Material for the task:
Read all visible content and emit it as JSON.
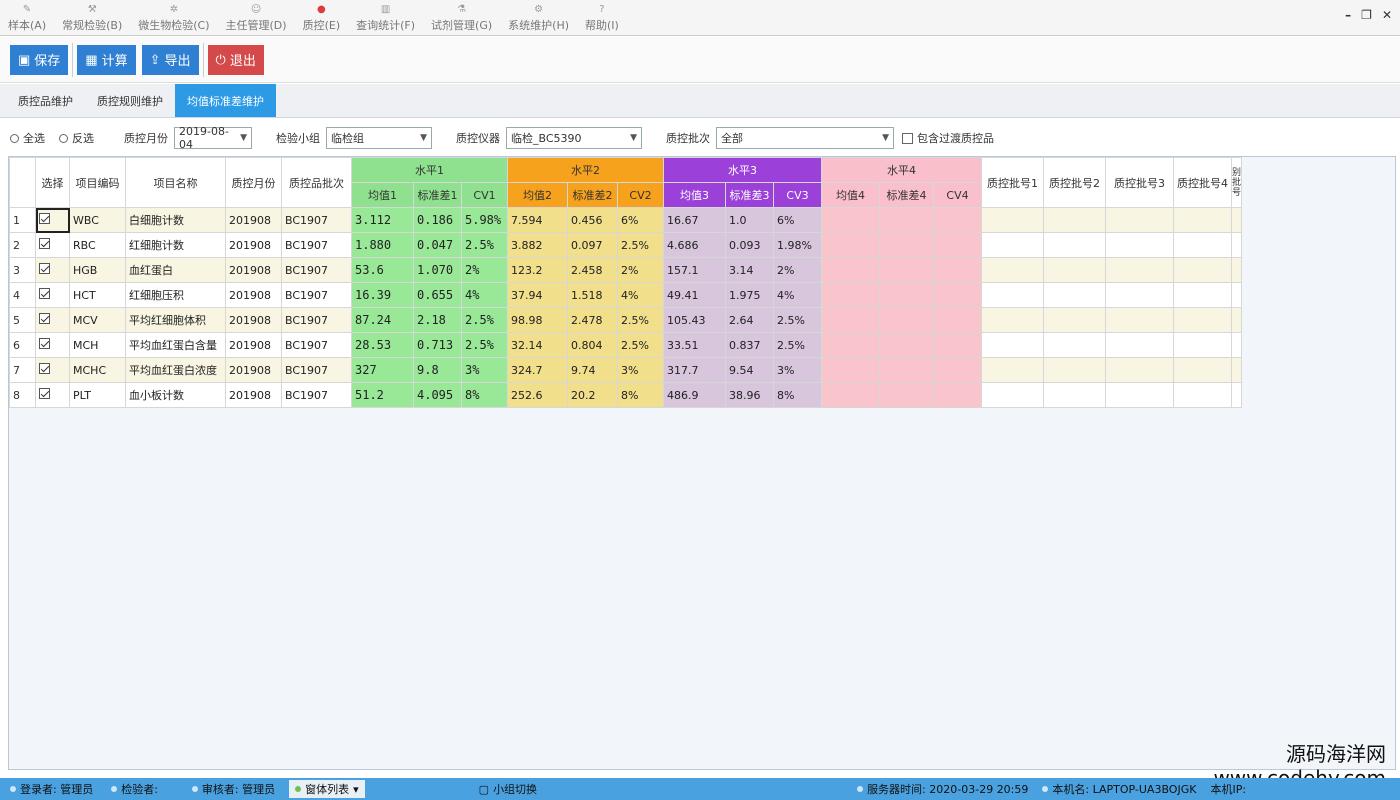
{
  "menu": {
    "items": [
      {
        "label": "样本(A)",
        "icon": "pencil-icon"
      },
      {
        "label": "常规检验(B)",
        "icon": "tool-icon"
      },
      {
        "label": "微生物检验(C)",
        "icon": "bug-icon"
      },
      {
        "label": "主任管理(D)",
        "icon": "user-icon"
      },
      {
        "label": "质控(E)",
        "icon": "dot-icon"
      },
      {
        "label": "查询统计(F)",
        "icon": "chart-icon"
      },
      {
        "label": "试剂管理(G)",
        "icon": "flask-icon"
      },
      {
        "label": "系统维护(H)",
        "icon": "gear-icon"
      },
      {
        "label": "帮助(I)",
        "icon": "help-icon"
      }
    ]
  },
  "toolbar": {
    "save_label": "保存",
    "calc_label": "计算",
    "export_label": "导出",
    "exit_label": "退出"
  },
  "tabs": [
    {
      "label": "质控品维护"
    },
    {
      "label": "质控规则维护"
    },
    {
      "label": "均值标准差维护"
    }
  ],
  "filters": {
    "select_all": "全选",
    "invert": "反选",
    "month_label": "质控月份",
    "month_value": "2019-08-04",
    "group_label": "检验小组",
    "group_value": "临检组",
    "instrument_label": "质控仪器",
    "instrument_value": "临检_BC5390",
    "batch_label": "质控批次",
    "batch_value": "全部",
    "include_transition": "包含过渡质控品"
  },
  "grid": {
    "headers": {
      "select": "选择",
      "code": "项目编码",
      "name": "项目名称",
      "month": "质控月份",
      "batch": "质控品批次",
      "level1": "水平1",
      "level2": "水平2",
      "level3": "水平3",
      "level4": "水平4",
      "mean1": "均值1",
      "sd1": "标准差1",
      "cv1": "CV1",
      "mean2": "均值2",
      "sd2": "标准差2",
      "cv2": "CV2",
      "mean3": "均值3",
      "sd3": "标准差3",
      "cv3": "CV3",
      "mean4": "均值4",
      "sd4": "标准差4",
      "cv4": "CV4",
      "lot1": "质控批号1",
      "lot2": "质控批号2",
      "lot3": "质控批号3",
      "lot4": "质控批号4",
      "extra": "别批号"
    },
    "rows": [
      {
        "n": "1",
        "code": "WBC",
        "name": "白细胞计数",
        "month": "201908",
        "batch": "BC1907",
        "m1": "3.112",
        "s1": "0.186",
        "c1": "5.98%",
        "m2": "7.594",
        "s2": "0.456",
        "c2": "6%",
        "m3": "16.67",
        "s3": "1.0",
        "c3": "6%"
      },
      {
        "n": "2",
        "code": "RBC",
        "name": "红细胞计数",
        "month": "201908",
        "batch": "BC1907",
        "m1": "1.880",
        "s1": "0.047",
        "c1": "2.5%",
        "m2": "3.882",
        "s2": "0.097",
        "c2": "2.5%",
        "m3": "4.686",
        "s3": "0.093",
        "c3": "1.98%"
      },
      {
        "n": "3",
        "code": "HGB",
        "name": "血红蛋白",
        "month": "201908",
        "batch": "BC1907",
        "m1": "53.6",
        "s1": "1.070",
        "c1": "2%",
        "m2": "123.2",
        "s2": "2.458",
        "c2": "2%",
        "m3": "157.1",
        "s3": "3.14",
        "c3": "2%"
      },
      {
        "n": "4",
        "code": "HCT",
        "name": "红细胞压积",
        "month": "201908",
        "batch": "BC1907",
        "m1": "16.39",
        "s1": "0.655",
        "c1": "4%",
        "m2": "37.94",
        "s2": "1.518",
        "c2": "4%",
        "m3": "49.41",
        "s3": "1.975",
        "c3": "4%"
      },
      {
        "n": "5",
        "code": "MCV",
        "name": "平均红细胞体积",
        "month": "201908",
        "batch": "BC1907",
        "m1": "87.24",
        "s1": "2.18",
        "c1": "2.5%",
        "m2": "98.98",
        "s2": "2.478",
        "c2": "2.5%",
        "m3": "105.43",
        "s3": "2.64",
        "c3": "2.5%"
      },
      {
        "n": "6",
        "code": "MCH",
        "name": "平均血红蛋白含量",
        "month": "201908",
        "batch": "BC1907",
        "m1": "28.53",
        "s1": "0.713",
        "c1": "2.5%",
        "m2": "32.14",
        "s2": "0.804",
        "c2": "2.5%",
        "m3": "33.51",
        "s3": "0.837",
        "c3": "2.5%"
      },
      {
        "n": "7",
        "code": "MCHC",
        "name": "平均血红蛋白浓度",
        "month": "201908",
        "batch": "BC1907",
        "m1": "327",
        "s1": "9.8",
        "c1": "3%",
        "m2": "324.7",
        "s2": "9.74",
        "c2": "3%",
        "m3": "317.7",
        "s3": "9.54",
        "c3": "3%"
      },
      {
        "n": "8",
        "code": "PLT",
        "name": "血小板计数",
        "month": "201908",
        "batch": "BC1907",
        "m1": "51.2",
        "s1": "4.095",
        "c1": "8%",
        "m2": "252.6",
        "s2": "20.2",
        "c2": "8%",
        "m3": "486.9",
        "s3": "38.96",
        "c3": "8%"
      }
    ]
  },
  "status": {
    "login": "登录者: 管理员",
    "tester": "检验者:",
    "reviewer": "审核者: 管理员",
    "window_list": "窗体列表",
    "group_switch": "小组切换",
    "server_time": "服务器时间: 2020-03-29 20:59",
    "host": "本机名: LAPTOP-UA3BOJGK",
    "ip": "本机IP:"
  },
  "watermark": {
    "line1": "源码海洋网",
    "line2": "www.codehy.com"
  },
  "colors": {
    "level1": "#8fe18f",
    "level2": "#f6a21c",
    "level3": "#9b40d8",
    "level4": "#f9bfca",
    "accent": "#2d9ae6"
  }
}
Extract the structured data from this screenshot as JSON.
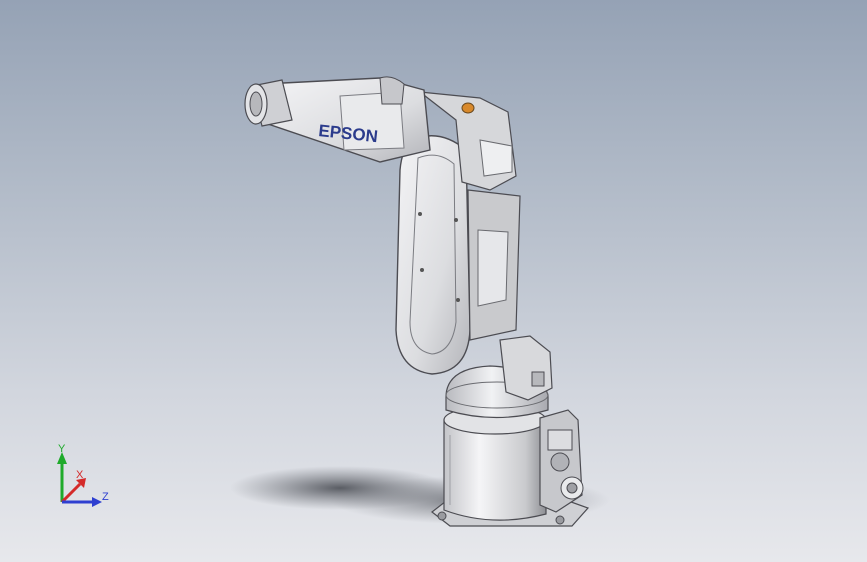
{
  "model": {
    "brand_label": "EPSON"
  },
  "triad": {
    "y_label": "Y",
    "x_label": "X",
    "z_label": "Z"
  },
  "colors": {
    "background_top": "#95a2b5",
    "background_bottom": "#e7e8ec",
    "robot_body": "#e6e7ea",
    "robot_edge": "#4c4c52",
    "brand_text": "#2b3b8c",
    "axis_y": "#1faa2b",
    "axis_x": "#d42a2a",
    "axis_z": "#2e3fd0"
  }
}
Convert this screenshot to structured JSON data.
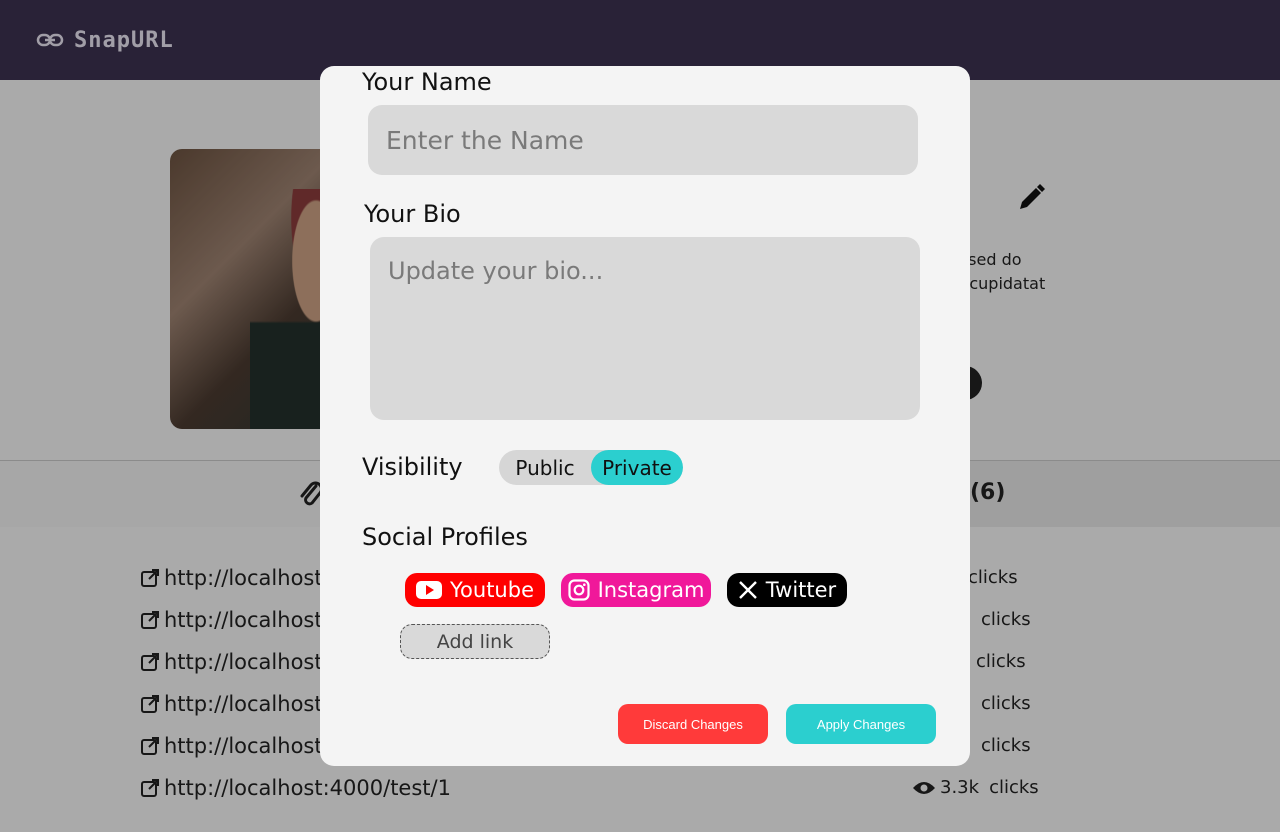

Your goal: Write out exactly the lines from the line holding "Extract the structured" through the last line of the records above, inclusive, and nothing more. Leave out the pictures.

Expected answer:
Extract the structured data from this screenshot as JSON.
{
  "model": {
    "brand_label": "EPSON"
  },
  "triad": {
    "y_label": "Y",
    "x_label": "X",
    "z_label": "Z"
  },
  "colors": {
    "background_top": "#95a2b5",
    "background_bottom": "#e7e8ec",
    "robot_body": "#e6e7ea",
    "robot_edge": "#4c4c52",
    "brand_text": "#2b3b8c",
    "axis_y": "#1faa2b",
    "axis_x": "#d42a2a",
    "axis_z": "#2e3fd0"
  }
}
Convert this screenshot to structured JSON data.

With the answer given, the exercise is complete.